▸ What to produce
Your task is to quote the material that follows, in full and exactly.

▸ Supplied material
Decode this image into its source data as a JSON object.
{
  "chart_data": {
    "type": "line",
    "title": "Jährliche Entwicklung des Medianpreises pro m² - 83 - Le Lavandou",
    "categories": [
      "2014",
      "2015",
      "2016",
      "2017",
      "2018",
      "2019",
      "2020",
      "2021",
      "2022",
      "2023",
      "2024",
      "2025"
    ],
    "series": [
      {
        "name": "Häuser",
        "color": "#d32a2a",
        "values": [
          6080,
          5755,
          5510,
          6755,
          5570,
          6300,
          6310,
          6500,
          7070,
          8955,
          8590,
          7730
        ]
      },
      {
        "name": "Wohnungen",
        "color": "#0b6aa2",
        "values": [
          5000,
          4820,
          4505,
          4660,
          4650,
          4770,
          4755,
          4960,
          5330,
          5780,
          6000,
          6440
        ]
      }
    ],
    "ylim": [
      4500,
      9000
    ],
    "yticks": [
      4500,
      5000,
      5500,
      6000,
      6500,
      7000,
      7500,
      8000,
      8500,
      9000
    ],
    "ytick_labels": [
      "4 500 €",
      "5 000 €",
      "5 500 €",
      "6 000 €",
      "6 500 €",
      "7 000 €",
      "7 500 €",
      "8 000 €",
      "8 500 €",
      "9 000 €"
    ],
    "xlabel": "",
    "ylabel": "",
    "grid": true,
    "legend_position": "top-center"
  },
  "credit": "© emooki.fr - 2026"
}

▸ Solved problem
Decode this image into its source data as a JSON object.
{
  "chart_data": {
    "type": "line",
    "title": "Jährliche Entwicklung des Medianpreises pro m² - 83 - Le Lavandou",
    "categories": [
      "2014",
      "2015",
      "2016",
      "2017",
      "2018",
      "2019",
      "2020",
      "2021",
      "2022",
      "2023",
      "2024",
      "2025"
    ],
    "series": [
      {
        "name": "Häuser",
        "color": "#d32a2a",
        "values": [
          6080,
          5755,
          5510,
          6755,
          5570,
          6300,
          6310,
          6500,
          7070,
          8955,
          8590,
          7730
        ]
      },
      {
        "name": "Wohnungen",
        "color": "#0b6aa2",
        "values": [
          5000,
          4820,
          4505,
          4660,
          4650,
          4770,
          4755,
          4960,
          5330,
          5780,
          6000,
          6440
        ]
      }
    ],
    "ylim": [
      4500,
      9000
    ],
    "yticks": [
      4500,
      5000,
      5500,
      6000,
      6500,
      7000,
      7500,
      8000,
      8500,
      9000
    ],
    "ytick_labels": [
      "4 500 €",
      "5 000 €",
      "5 500 €",
      "6 000 €",
      "6 500 €",
      "7 000 €",
      "7 500 €",
      "8 000 €",
      "8 500 €",
      "9 000 €"
    ],
    "xlabel": "",
    "ylabel": "",
    "grid": true,
    "legend_position": "top-center"
  },
  "credit": "© emooki.fr - 2026"
}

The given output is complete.